## EXCERPT TO READ
++++++++++

Plants 2023, 12(11), 2104; https://doi.org/10.3390/plants12112104
Submission received: 23 March 2023 / Revised: 16 May 2023 / Accepted: 22 May 2023 / Published: 25 May 2023
(This article belongs to the Section Plant Ecology)
Browse Figures
Versions Notes

Abstract

:
Nitrogen (N) and phosphorus (P) are key elements essential for plant growth and development. Due to fertilizer application, rapid urbanization, and fossil fuel combustion, nitrogen deposition has reached relatively high levels in China. However, there is still uncertainty regarding the response of N:P stoichiometry in plants and soil to N deposition across different ecosystems. Therefore, a meta-analysis was conducted using 845 observations from 75 studies to evaluate the response of plant and soil N and P concentrations and N to P ratios across various ecosystems to N addition. The analysis revealed that N concentration and N:P stoichiometry in plants and soil increased under N addition, while P concentration in plants and soil decreased on average. Furthermore, the magnitude of these responses was related to the N input rate and experimental duration. Finally, the effects of N addition on N concentration, P concentration, and N:P in terrestrial ecosystems would alter their allocation patterns, depending on relevant climate factors such as mean annual temperature and mean annual precipitation. This study highlights the ecological impact of N addition on the biogeochemical cycling of major elements (N and P) in terrestrial ecosystems in China. These findings are necessary for improving our understanding of the characteristics of plant ecological stoichiometry and helping to plan measures for increasing N deposition.

++++++++++

(Page layout parsing data)
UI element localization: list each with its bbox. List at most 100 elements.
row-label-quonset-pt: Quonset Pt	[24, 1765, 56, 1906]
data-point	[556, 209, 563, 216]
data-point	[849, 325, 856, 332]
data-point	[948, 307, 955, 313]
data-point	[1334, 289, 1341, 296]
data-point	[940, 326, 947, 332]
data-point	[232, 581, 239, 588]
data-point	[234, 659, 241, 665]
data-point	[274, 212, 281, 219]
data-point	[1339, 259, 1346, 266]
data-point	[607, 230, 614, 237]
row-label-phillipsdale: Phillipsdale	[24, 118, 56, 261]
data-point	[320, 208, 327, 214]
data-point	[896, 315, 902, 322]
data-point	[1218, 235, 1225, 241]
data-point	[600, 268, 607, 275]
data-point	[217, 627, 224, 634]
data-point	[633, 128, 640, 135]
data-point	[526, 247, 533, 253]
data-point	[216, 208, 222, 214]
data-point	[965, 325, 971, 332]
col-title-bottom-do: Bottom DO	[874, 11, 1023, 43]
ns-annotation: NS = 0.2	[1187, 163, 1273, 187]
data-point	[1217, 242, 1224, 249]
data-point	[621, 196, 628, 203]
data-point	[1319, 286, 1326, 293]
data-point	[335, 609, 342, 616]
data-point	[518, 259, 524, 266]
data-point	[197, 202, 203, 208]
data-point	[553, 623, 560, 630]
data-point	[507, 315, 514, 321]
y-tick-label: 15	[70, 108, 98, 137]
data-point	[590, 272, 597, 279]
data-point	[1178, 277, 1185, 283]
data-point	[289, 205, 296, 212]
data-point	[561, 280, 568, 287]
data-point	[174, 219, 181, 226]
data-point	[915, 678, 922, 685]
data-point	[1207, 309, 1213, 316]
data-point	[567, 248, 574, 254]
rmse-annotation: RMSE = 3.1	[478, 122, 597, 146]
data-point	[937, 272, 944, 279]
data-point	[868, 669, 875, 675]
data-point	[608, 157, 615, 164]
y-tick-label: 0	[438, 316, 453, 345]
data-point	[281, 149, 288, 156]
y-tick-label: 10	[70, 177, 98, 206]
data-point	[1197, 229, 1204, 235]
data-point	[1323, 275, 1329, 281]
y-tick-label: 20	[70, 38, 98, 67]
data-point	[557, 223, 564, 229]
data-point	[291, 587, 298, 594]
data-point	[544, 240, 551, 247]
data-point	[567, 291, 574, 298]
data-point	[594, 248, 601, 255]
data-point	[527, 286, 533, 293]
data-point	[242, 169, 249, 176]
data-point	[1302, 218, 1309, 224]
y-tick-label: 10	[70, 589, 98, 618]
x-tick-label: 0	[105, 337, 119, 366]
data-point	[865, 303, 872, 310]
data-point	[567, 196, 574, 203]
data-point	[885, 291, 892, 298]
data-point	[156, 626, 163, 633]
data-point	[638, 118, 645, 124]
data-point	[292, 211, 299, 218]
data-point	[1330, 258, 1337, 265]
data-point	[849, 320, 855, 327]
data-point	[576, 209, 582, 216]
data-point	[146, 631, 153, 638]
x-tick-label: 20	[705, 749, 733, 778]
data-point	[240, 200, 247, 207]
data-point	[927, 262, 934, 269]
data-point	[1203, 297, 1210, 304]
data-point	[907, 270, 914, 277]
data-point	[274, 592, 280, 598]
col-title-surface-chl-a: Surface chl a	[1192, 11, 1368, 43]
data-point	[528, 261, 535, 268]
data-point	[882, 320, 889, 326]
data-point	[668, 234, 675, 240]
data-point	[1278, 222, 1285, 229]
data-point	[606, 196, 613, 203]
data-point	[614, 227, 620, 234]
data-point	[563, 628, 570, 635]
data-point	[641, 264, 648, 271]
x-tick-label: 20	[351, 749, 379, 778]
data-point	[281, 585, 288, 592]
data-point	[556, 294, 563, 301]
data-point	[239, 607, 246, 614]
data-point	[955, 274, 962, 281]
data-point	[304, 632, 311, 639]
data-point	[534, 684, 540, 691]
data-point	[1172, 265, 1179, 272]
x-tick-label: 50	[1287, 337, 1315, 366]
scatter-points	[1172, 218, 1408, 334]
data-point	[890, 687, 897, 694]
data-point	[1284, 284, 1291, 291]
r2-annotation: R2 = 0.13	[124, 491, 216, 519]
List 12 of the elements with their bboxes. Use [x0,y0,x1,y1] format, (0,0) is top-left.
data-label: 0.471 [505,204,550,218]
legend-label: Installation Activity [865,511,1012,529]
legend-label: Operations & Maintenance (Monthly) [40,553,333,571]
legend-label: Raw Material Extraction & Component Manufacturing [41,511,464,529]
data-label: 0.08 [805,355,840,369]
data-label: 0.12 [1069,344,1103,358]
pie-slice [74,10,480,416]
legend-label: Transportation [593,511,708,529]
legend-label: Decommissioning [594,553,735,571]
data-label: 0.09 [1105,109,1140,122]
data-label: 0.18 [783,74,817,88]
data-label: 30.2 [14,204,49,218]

++++++++++

## TASK REQUIREMENTS
[a] Answer these questions from the abstract on nitrogen addition, one answer per line:
(i) How many observations and studies did the meta-analysis draw on?
(ii) On average, how did phosphorus concentration in plants and soil respond to N addition?
(iii) To which two factors was the magnitude of the responses related?
[b] Render this sentence from the abstract on nitrogen addition in Spanish: "Nitrogen (N) and phosphorus (P) are key elements essential for plant growth and development."
[c] Resume the abstract on nitrogen addition, picking up after its final sentence.
The listing is separate material with no connection to the abstract on nitrogen addition.

## ANSWERS GIVEN
[a]
(i) 845 observations from 75 studies.
(ii) It decreased.
(iii) The N input rate and the experimental duration.

[b] El nitrógeno (N) y el fósforo (P) son elementos clave, esenciales para el crecimiento y el desarrollo de las plantas.

[c]
1. Introduction

With the rapid development of socioeconomic conditions, the widespread use of agricultural fertilizers, and the increase in fossil fuel combustion, atmospheric nitrogen deposition nitrogen has been considered as a key factor causing global change [1,2]. China has become a hotspot of nitrogen (N) deposition after Western Europe and North America [1,3]. The N deposition rate in several regions in China has reached or even exceeded the peak N deposition rate observed in Europe during the 1980s [4]. In comparison to the 1980s, China’s NH3 emissions have doubled (13.7 Tg N yr−1), and NOx emissions have quadrupled (6.0 Tg N yr−1) at the beginning of this century [4]. Although some studies have found that the N deposition rate has stagnated in China [5], it is still relatively high and has received researchers’ attention [6]. Taking into account the response of plant and soil chemical elements to atmospheric nitrogen deposition, we have simulated nitrogen deposition through nitrogen addition experiments. Numerous empirical studies have shown that N addition accelerates the rate of N mineralization and nitrification in soil, thereby increasing the soil available N and changing the N and P concentrations ([N] and [P]) in plants [7,8,9]. Consequently, the dominant plant species within a community tends to actively respond to N deposition, leading to its rapid growth, which affects the community structure and biodiversity [10,11]. Meanwhile, N and P, important components of plant cell structure, play critical roles in producing and transforming proteins and nucleic acids [12]. Generally, the N and P content of leaves, as an index of soil nutrient limitation, affects plant growth strategies [13]. On other hand, the response of different ecological compartments to N addition was different in different ecosystems [14]. Therefore, a better understanding of the response of the N and P stoichiometry (N:P) in plant and soil to N addition is essential for predicting the impact of increased N deposition on understanding the adaptation of various plants in terrestrial ecosystems in China.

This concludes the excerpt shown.